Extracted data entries
^^^^^^^^^^^^^^^^

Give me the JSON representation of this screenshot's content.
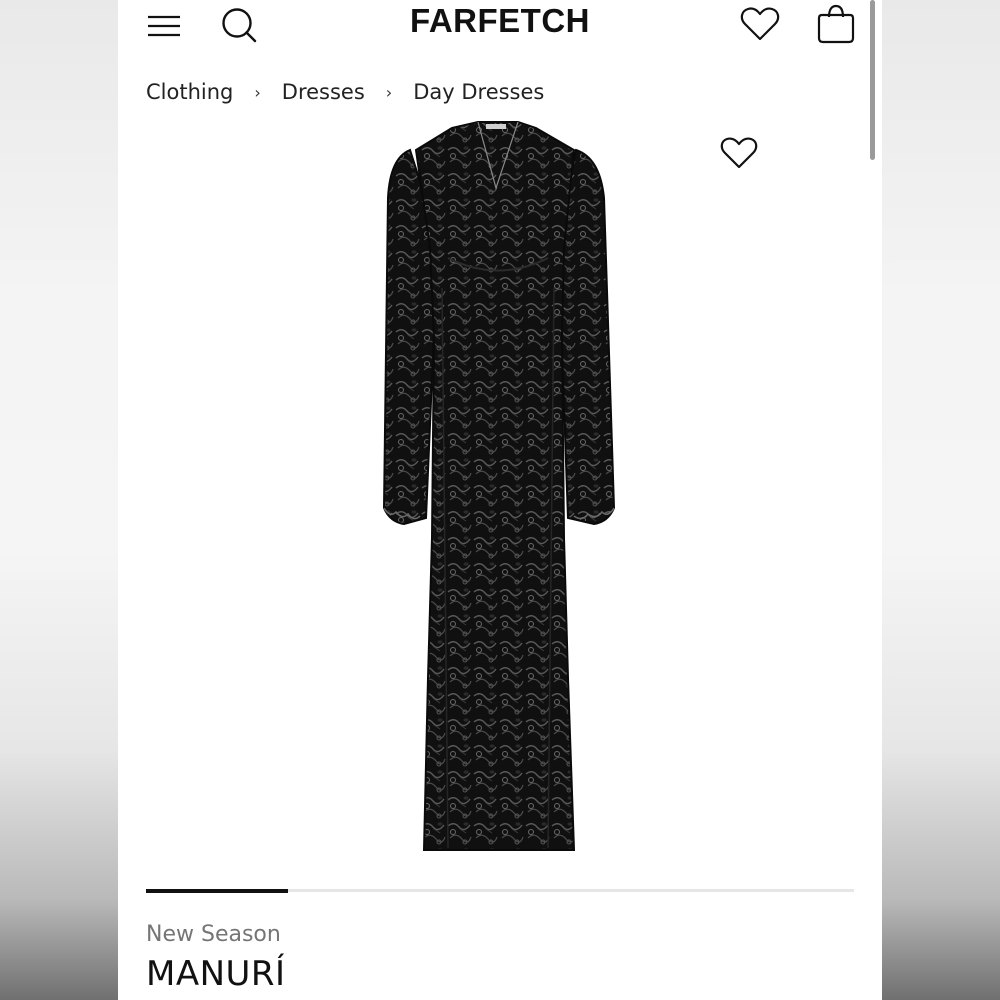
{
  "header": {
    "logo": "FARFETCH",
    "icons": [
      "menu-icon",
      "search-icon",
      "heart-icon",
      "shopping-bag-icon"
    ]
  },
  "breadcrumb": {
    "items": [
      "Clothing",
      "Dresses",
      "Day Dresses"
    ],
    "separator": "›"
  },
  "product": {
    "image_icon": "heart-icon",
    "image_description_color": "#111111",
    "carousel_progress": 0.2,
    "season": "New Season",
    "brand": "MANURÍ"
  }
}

^^^^^^^^^^^^^^^^

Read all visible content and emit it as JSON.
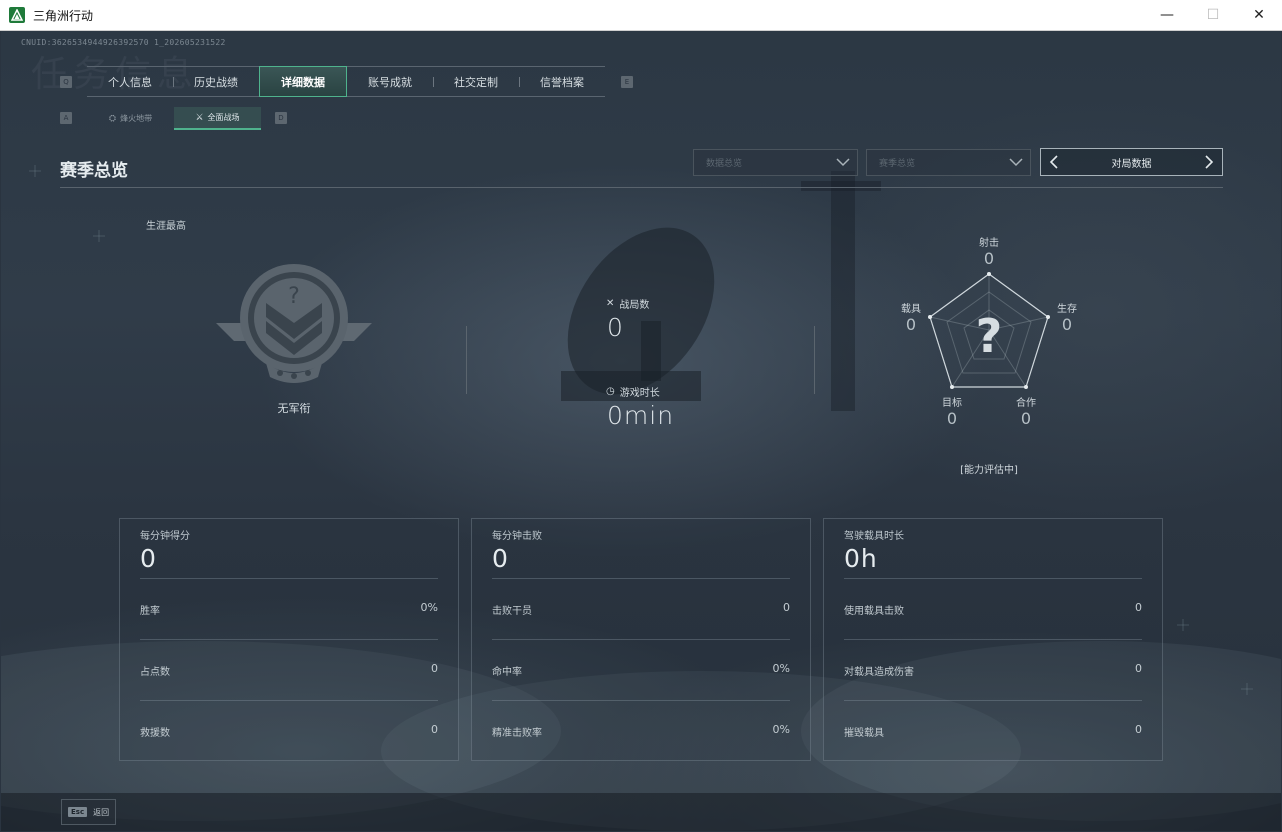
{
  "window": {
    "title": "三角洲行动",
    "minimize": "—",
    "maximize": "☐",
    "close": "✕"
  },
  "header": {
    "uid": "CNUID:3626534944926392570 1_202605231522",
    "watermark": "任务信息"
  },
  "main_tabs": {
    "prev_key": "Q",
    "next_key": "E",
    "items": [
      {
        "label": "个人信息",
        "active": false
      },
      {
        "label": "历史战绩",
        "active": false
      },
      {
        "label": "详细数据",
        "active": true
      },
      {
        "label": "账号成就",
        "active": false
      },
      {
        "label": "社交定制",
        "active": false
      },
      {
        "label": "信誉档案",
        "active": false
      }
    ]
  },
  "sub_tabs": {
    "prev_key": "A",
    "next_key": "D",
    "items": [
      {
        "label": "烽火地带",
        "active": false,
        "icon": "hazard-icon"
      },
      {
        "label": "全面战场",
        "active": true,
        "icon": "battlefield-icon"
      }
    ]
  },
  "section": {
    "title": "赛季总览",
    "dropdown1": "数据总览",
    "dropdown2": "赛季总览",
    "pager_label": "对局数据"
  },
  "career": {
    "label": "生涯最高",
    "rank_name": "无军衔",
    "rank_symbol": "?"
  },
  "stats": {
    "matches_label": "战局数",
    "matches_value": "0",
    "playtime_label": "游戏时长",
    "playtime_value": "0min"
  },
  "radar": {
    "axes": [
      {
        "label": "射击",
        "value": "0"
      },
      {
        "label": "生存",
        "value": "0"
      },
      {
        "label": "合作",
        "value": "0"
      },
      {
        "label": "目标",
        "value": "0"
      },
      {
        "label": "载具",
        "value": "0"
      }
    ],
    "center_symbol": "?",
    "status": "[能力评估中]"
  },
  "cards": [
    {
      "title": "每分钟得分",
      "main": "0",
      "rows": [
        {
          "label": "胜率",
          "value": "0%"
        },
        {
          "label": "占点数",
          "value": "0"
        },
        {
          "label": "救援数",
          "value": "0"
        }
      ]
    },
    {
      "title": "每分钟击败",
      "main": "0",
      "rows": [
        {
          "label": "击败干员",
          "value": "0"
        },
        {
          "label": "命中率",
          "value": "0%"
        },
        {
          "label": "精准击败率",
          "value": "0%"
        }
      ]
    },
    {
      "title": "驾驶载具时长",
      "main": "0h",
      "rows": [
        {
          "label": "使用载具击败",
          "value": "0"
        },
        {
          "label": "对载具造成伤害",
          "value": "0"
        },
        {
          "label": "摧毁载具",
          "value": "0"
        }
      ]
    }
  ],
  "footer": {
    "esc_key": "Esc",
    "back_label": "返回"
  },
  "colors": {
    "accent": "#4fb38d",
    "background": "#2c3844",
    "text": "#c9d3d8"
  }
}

^^^^^^^^^^^^^^^^

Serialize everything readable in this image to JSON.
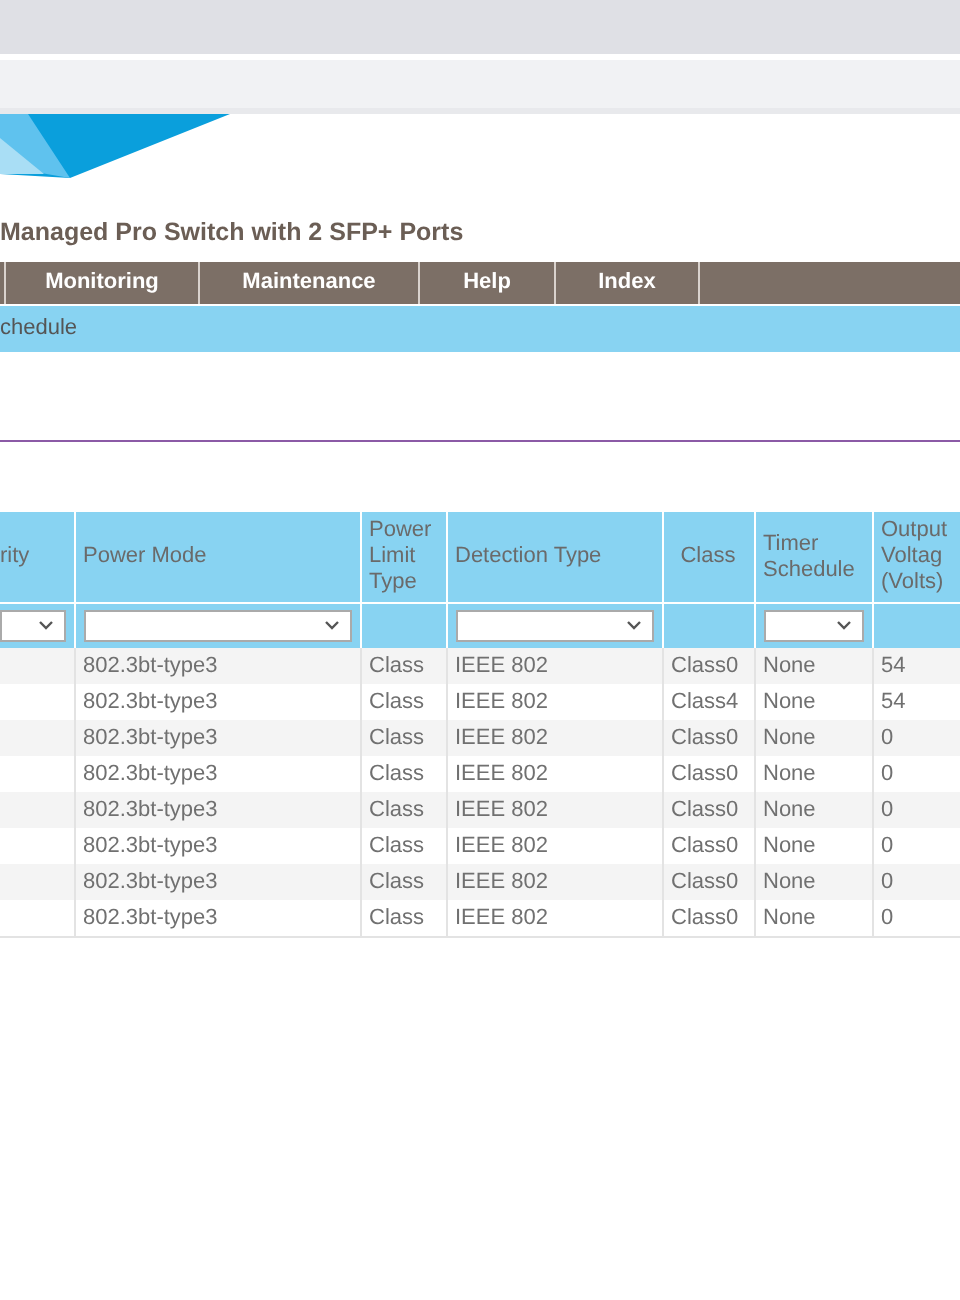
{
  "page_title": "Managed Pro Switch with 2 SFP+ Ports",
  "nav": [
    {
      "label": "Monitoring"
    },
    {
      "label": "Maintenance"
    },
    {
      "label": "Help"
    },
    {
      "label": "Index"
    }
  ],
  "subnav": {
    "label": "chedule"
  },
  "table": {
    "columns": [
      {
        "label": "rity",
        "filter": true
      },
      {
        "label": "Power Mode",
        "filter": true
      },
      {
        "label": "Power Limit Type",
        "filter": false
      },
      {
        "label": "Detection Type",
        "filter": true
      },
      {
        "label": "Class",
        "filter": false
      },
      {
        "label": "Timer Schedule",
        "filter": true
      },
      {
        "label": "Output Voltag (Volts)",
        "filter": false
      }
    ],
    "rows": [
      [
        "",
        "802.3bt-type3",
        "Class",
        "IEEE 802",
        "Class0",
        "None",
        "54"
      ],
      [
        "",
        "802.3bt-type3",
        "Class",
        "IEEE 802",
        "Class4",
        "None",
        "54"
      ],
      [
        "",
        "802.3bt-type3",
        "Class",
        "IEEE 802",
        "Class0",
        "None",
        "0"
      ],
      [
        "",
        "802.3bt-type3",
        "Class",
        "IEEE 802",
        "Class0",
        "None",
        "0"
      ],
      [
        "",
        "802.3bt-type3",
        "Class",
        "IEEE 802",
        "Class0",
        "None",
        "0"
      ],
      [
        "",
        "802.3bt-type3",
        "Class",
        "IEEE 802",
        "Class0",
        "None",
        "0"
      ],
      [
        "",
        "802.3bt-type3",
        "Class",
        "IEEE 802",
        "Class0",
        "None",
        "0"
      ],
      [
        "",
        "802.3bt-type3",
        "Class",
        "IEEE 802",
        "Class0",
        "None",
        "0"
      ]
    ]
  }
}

^^^^^^^^^^^^^^^^

Write only the number of lines that include "this".

2